## Problem
Look through the lines below and extract each one that contains "Unity".

## Records for this task
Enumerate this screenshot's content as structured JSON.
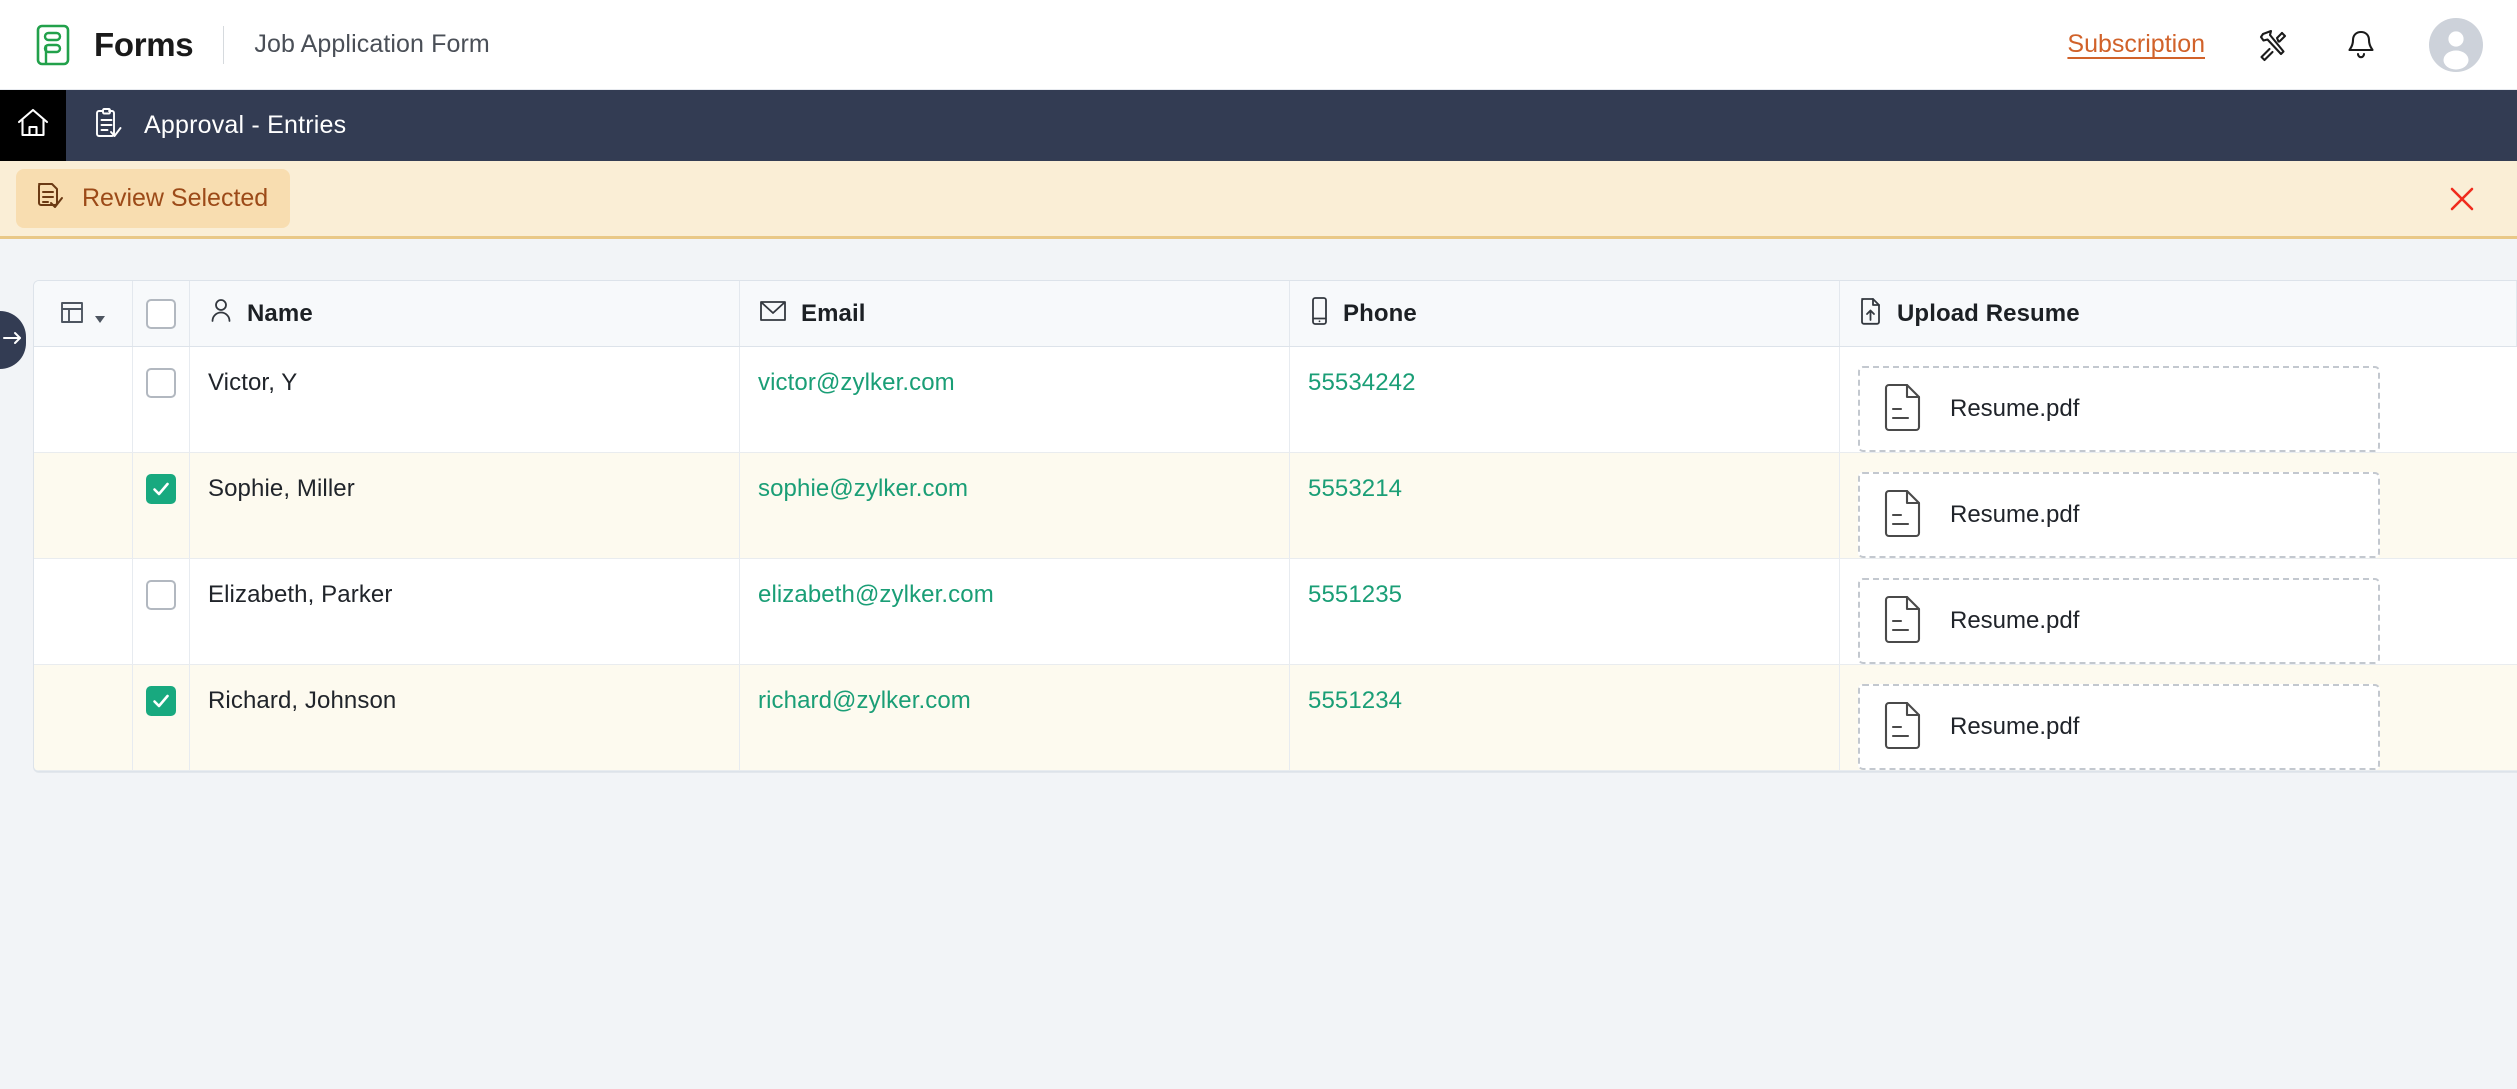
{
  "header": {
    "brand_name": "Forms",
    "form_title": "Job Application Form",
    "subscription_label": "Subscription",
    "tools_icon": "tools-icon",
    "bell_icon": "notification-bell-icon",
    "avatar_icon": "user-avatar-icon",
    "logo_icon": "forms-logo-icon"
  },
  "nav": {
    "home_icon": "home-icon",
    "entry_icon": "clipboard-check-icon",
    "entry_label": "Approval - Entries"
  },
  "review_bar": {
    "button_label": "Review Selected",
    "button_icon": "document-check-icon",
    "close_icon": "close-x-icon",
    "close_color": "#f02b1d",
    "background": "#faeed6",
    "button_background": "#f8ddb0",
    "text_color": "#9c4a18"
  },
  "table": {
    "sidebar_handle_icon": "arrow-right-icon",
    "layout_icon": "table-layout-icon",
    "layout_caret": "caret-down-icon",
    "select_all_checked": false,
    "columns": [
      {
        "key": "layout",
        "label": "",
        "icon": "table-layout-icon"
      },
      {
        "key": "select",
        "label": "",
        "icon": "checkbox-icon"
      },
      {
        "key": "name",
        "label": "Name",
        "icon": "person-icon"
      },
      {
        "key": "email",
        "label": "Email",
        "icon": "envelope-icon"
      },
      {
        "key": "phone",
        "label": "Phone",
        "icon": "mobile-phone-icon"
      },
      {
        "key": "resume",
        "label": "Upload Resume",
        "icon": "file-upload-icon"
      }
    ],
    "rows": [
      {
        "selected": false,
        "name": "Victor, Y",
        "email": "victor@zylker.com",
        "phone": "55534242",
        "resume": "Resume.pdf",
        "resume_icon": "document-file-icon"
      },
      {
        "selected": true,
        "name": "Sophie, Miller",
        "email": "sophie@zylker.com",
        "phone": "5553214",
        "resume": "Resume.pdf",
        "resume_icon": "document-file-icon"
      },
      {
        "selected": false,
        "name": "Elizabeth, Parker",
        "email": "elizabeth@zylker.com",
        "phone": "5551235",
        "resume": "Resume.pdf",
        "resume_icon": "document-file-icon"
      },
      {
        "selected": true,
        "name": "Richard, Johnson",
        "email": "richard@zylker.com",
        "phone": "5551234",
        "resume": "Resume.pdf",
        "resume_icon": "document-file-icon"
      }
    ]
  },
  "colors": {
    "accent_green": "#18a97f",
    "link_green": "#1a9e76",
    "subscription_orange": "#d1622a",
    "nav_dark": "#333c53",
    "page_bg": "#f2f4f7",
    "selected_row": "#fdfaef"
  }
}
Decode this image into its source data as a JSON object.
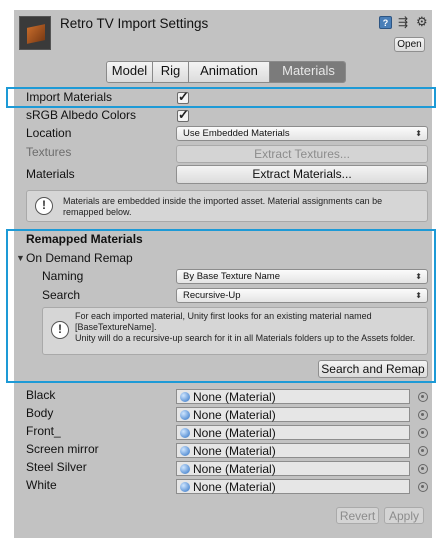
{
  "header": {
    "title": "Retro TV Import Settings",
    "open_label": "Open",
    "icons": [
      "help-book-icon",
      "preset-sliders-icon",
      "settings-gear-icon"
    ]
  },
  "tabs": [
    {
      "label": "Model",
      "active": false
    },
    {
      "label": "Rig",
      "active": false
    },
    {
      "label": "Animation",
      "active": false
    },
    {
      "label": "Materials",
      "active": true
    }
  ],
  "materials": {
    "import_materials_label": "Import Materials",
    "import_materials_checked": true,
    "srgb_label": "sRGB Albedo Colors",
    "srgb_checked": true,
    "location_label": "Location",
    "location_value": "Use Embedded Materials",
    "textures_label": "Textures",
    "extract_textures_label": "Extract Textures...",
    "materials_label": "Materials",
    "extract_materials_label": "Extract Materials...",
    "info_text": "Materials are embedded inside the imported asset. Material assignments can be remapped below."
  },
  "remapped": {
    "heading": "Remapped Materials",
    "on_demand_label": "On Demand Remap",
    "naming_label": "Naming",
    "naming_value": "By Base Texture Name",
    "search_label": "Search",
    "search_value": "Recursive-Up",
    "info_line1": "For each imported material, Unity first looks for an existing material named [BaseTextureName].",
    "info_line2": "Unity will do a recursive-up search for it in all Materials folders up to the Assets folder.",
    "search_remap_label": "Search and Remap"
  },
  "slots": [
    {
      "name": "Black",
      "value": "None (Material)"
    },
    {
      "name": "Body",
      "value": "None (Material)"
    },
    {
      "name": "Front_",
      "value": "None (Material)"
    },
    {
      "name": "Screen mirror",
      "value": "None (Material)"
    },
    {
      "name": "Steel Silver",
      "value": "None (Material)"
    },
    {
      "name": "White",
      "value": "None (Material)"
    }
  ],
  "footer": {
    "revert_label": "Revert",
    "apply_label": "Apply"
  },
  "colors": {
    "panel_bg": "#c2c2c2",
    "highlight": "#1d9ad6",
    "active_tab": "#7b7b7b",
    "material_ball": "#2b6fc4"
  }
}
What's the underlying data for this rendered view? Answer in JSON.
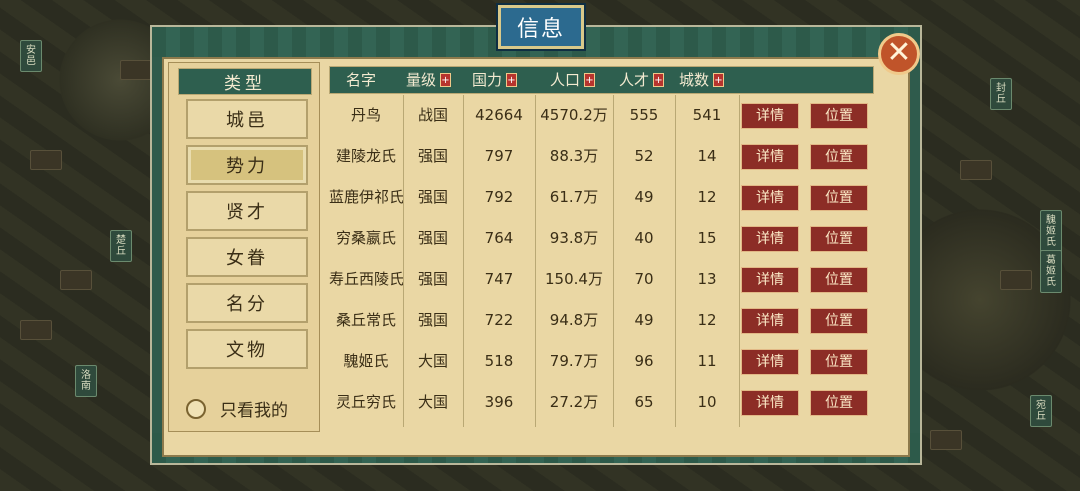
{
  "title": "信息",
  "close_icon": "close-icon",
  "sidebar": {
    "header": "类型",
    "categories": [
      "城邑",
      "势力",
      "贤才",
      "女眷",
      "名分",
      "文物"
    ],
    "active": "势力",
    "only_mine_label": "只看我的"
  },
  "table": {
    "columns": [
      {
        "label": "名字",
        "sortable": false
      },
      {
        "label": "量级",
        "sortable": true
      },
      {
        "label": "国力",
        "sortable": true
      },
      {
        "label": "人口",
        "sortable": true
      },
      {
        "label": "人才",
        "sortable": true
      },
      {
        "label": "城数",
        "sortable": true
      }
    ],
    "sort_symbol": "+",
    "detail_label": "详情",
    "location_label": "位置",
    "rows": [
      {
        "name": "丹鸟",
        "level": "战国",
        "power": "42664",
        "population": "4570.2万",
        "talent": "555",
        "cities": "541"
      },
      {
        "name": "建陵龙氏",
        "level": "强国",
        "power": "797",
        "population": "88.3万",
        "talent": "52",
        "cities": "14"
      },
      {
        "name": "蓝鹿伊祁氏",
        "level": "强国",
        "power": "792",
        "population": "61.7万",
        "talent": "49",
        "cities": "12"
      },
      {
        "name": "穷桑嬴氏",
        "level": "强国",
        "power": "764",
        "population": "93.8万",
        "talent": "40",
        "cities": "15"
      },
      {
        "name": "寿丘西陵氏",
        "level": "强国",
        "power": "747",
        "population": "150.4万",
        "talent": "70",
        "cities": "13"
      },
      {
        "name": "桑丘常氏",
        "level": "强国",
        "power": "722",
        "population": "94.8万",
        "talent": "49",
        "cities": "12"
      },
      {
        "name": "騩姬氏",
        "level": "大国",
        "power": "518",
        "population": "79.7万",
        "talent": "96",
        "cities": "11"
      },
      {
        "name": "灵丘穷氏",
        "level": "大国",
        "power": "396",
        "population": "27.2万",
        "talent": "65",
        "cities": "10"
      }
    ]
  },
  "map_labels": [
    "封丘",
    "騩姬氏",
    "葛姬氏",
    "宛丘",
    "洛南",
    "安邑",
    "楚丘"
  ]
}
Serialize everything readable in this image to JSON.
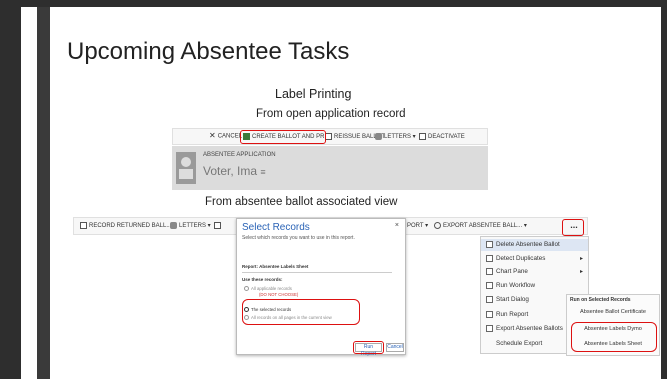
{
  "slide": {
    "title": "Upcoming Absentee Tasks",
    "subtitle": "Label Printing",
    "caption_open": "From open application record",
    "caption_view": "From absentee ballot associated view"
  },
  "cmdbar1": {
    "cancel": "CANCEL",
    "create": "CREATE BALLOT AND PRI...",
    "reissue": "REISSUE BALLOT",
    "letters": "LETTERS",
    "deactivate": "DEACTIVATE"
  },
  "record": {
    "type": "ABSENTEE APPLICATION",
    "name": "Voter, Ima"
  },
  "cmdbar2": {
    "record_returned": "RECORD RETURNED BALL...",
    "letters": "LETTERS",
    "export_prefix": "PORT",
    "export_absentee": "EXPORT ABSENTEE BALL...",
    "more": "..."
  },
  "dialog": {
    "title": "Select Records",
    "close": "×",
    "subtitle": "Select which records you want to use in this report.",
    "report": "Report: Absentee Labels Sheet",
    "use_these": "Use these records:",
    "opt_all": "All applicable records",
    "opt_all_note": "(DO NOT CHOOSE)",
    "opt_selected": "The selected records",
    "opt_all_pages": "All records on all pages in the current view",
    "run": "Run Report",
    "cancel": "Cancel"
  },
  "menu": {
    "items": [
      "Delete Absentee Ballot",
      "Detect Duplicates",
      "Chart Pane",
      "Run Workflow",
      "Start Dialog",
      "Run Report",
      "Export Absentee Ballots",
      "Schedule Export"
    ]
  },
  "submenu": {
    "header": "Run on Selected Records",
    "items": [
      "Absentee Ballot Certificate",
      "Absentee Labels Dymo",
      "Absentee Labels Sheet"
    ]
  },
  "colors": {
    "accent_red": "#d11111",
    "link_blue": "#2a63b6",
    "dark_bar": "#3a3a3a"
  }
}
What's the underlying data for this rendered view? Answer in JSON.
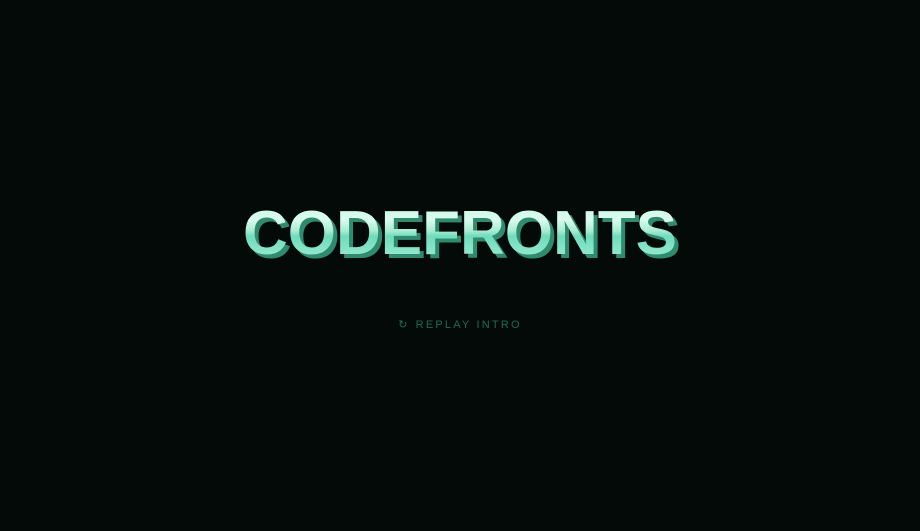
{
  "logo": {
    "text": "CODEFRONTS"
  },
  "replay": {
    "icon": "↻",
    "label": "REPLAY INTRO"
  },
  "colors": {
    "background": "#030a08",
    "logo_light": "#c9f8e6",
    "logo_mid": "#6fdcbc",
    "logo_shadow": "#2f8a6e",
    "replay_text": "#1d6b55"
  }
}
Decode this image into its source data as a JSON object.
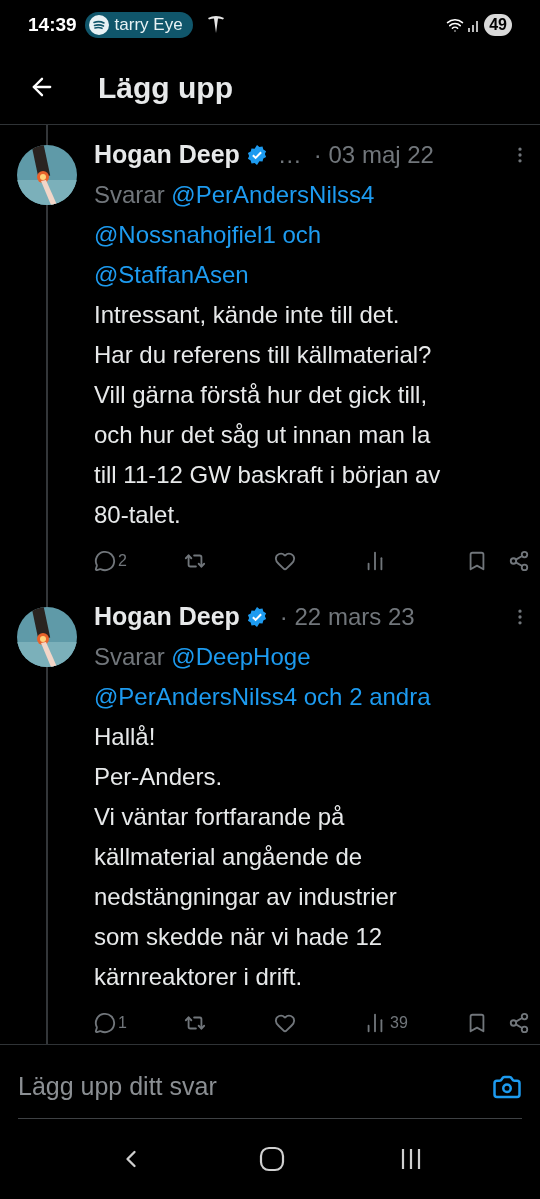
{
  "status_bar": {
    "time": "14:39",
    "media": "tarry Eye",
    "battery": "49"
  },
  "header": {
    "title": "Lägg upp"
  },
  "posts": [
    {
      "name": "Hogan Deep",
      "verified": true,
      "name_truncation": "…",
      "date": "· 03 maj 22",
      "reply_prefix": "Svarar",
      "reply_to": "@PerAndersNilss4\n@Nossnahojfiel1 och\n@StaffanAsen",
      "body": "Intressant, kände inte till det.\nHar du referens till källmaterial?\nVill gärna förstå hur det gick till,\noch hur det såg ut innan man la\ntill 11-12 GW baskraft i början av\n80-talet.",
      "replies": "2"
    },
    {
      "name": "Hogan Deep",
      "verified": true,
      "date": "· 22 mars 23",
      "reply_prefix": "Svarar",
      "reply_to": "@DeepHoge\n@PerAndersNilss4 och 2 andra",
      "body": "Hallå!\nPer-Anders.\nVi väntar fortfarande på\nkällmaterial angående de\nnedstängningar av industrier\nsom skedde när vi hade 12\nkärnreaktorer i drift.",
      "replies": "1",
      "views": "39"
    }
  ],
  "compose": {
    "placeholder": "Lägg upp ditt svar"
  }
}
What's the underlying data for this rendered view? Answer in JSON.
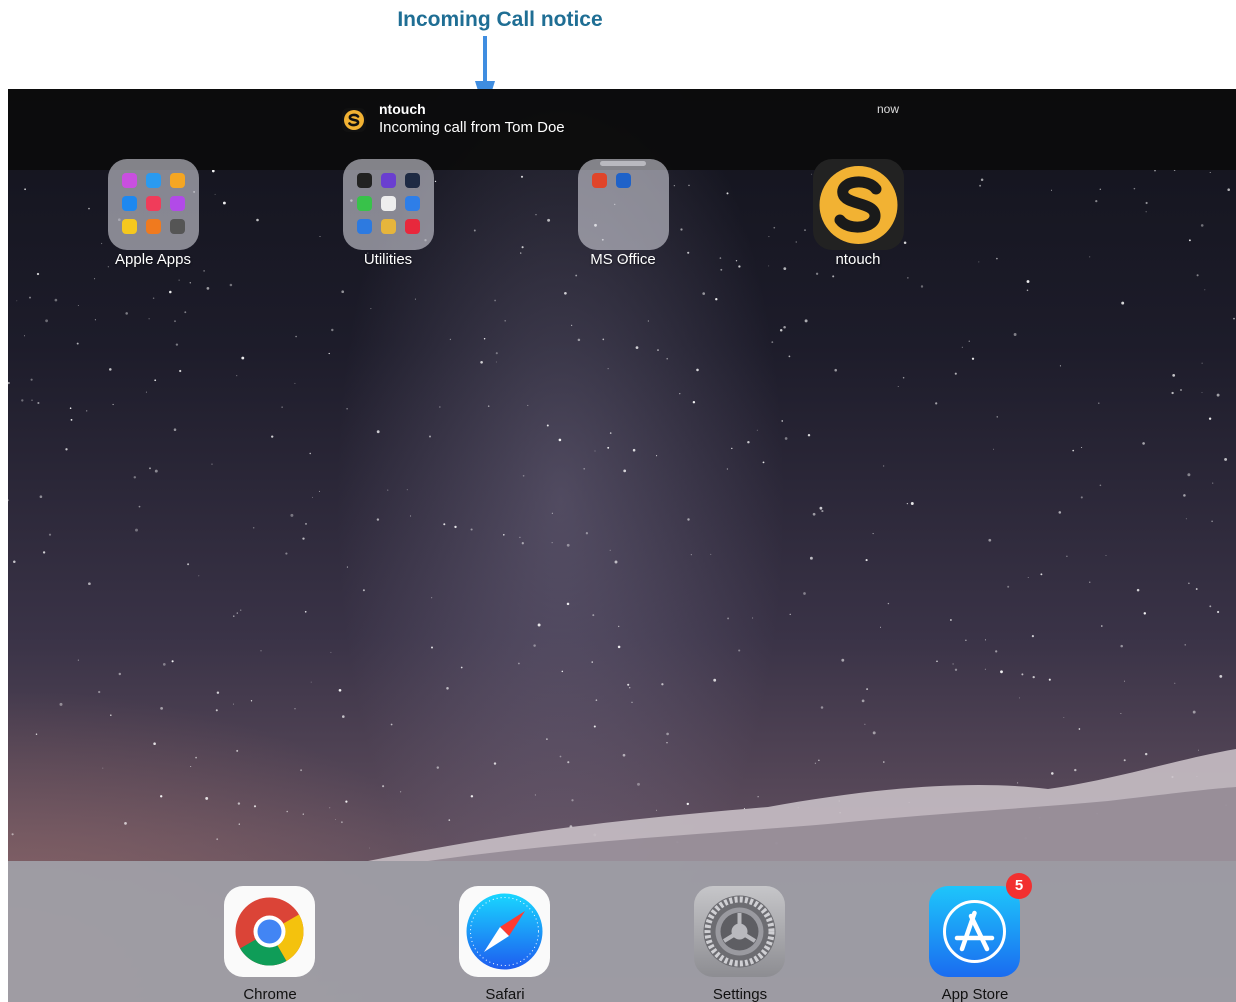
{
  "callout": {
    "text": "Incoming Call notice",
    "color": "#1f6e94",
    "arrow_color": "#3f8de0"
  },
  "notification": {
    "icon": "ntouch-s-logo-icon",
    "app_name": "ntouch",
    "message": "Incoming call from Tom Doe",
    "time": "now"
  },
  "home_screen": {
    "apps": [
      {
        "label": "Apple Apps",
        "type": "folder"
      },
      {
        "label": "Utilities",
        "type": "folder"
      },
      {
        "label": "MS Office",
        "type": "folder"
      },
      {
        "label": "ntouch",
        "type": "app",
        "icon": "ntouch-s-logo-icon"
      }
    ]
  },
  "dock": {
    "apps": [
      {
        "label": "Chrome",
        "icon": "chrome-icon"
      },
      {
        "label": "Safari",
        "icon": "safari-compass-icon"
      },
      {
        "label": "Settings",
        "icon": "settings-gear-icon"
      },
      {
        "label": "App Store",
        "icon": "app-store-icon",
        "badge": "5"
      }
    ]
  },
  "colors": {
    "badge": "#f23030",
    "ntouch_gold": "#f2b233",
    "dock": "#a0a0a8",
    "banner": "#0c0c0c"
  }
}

## Solution for this exercise
    "info_line1": "For each imported material, Unity first looks for an existing material named [BaseTextureName].",
    "info_line2": "Unity will do a recursive-up search for it in all Materials folders up to the Assets folder.",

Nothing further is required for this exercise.